[Records that describe figures]

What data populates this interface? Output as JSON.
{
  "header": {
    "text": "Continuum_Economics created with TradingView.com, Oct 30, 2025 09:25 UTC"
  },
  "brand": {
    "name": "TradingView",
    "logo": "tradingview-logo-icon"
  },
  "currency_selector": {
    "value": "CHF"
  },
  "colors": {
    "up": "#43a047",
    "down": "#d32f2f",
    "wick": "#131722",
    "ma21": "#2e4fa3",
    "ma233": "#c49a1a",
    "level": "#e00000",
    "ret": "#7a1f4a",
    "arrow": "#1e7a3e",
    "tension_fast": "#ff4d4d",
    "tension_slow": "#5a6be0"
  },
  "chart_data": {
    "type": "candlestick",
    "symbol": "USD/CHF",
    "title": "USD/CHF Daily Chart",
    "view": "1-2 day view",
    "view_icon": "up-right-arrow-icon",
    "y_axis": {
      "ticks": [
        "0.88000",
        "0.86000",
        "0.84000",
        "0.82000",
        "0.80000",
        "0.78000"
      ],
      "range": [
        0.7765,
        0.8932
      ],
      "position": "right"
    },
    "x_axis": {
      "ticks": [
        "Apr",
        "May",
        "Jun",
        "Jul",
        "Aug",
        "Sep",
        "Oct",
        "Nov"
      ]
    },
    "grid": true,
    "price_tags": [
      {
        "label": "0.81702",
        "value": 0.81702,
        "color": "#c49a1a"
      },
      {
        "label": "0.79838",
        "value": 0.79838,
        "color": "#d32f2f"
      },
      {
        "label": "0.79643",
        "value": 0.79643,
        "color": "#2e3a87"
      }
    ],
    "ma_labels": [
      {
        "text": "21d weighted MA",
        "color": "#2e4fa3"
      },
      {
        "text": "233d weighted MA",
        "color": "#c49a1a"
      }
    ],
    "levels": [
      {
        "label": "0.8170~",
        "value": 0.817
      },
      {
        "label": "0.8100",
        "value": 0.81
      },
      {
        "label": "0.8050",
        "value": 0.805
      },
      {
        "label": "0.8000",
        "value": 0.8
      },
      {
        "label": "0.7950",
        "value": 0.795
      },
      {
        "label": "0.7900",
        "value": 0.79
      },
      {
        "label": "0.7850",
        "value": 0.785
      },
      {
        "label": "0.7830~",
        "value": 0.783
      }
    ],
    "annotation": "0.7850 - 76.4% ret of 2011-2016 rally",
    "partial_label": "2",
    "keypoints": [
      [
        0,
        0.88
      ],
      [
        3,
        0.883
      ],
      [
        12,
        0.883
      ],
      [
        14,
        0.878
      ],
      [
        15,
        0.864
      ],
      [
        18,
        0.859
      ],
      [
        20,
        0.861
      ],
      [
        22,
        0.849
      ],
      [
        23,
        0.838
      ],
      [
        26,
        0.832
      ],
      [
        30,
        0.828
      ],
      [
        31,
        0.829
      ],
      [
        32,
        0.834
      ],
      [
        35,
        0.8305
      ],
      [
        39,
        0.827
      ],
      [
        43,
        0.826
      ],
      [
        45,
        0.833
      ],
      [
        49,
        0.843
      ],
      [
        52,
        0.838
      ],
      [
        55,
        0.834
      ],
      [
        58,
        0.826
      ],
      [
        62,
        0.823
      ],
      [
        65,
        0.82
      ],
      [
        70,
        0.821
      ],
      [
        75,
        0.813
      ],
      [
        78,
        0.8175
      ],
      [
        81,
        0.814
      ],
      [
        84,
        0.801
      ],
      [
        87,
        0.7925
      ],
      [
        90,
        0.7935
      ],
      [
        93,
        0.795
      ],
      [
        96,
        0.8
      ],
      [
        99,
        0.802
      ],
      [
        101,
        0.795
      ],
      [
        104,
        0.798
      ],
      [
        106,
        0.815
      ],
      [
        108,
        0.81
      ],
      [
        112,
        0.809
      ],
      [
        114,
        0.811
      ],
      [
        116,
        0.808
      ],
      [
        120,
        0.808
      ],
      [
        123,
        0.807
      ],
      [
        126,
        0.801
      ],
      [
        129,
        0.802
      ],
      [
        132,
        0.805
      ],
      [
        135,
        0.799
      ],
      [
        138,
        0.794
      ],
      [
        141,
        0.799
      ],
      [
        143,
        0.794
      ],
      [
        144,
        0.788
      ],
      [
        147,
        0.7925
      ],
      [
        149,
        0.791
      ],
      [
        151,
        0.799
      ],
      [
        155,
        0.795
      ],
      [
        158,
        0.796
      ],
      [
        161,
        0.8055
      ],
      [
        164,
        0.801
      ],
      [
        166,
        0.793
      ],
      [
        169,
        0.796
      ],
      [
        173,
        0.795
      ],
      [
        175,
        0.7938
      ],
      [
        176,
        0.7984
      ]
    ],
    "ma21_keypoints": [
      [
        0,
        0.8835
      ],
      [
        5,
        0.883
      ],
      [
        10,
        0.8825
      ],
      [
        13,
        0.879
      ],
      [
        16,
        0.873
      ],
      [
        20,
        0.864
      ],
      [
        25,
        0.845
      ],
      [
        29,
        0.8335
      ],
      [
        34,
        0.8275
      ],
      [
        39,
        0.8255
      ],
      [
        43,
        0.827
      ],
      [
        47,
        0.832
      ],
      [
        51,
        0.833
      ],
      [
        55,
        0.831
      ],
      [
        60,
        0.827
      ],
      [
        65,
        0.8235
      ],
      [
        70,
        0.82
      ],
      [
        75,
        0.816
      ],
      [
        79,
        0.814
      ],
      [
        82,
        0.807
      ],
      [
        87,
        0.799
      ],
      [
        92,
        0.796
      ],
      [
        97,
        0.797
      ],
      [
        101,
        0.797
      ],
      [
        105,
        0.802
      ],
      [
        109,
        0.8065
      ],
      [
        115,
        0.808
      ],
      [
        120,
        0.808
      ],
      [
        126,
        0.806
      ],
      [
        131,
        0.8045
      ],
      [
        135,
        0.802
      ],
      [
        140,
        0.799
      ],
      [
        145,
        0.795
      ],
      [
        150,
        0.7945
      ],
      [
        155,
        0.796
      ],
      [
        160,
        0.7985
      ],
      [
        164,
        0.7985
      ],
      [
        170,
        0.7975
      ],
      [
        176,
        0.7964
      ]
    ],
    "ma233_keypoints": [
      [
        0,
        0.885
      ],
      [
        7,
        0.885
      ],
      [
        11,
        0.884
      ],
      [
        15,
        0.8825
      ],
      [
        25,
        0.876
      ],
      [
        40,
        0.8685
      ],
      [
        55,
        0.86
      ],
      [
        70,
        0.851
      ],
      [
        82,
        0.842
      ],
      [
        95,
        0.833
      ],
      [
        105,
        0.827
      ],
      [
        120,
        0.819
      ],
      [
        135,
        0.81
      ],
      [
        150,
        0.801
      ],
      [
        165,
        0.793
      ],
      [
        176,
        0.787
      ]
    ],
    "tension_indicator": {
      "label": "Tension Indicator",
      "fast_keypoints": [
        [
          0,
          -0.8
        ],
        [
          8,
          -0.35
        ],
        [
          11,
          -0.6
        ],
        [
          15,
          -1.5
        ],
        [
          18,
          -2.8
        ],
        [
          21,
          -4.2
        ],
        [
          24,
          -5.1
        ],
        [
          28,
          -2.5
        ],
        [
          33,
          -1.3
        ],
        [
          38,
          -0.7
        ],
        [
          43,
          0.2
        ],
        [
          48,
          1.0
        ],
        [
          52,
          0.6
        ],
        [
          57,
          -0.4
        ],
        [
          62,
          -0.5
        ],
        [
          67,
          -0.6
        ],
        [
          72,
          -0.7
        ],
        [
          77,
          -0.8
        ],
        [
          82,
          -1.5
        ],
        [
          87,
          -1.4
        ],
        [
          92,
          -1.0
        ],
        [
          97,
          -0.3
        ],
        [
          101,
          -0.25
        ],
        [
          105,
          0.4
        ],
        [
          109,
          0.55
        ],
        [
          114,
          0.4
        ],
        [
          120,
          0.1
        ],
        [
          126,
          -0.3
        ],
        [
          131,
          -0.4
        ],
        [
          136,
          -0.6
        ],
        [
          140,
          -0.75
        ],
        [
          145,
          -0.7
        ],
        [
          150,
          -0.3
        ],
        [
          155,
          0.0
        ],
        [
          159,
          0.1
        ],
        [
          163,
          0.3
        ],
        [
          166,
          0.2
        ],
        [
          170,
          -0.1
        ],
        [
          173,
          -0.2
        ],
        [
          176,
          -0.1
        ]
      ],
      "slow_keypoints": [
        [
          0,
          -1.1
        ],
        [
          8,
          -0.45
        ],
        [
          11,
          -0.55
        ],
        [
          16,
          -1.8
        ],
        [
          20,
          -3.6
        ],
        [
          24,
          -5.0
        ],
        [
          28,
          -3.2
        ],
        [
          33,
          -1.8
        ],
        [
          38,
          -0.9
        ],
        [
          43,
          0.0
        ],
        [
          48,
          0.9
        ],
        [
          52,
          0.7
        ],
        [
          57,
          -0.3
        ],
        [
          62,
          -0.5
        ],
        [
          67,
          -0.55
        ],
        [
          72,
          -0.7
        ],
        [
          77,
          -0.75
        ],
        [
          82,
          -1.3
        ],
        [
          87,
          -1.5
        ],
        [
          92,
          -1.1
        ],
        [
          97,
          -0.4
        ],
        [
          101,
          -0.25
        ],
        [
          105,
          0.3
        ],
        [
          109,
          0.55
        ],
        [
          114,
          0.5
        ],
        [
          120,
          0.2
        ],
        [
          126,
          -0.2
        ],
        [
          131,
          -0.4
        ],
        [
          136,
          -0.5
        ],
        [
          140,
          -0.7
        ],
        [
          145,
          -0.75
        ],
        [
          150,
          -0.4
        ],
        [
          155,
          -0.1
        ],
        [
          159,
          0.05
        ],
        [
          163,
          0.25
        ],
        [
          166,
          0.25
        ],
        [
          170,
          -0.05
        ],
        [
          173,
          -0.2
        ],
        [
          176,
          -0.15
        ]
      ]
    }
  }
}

**TASK BRIEF**: Search the entries for the word "text" and gather every line where it appears.

**SOLUTION TO THIS PROBLEM**:
    "text": "Continuum_Economics created with TradingView.com, Oct 30, 2025 09:25 UTC"
        "text": "21d weighted MA",
        "text": "233d weighted MA",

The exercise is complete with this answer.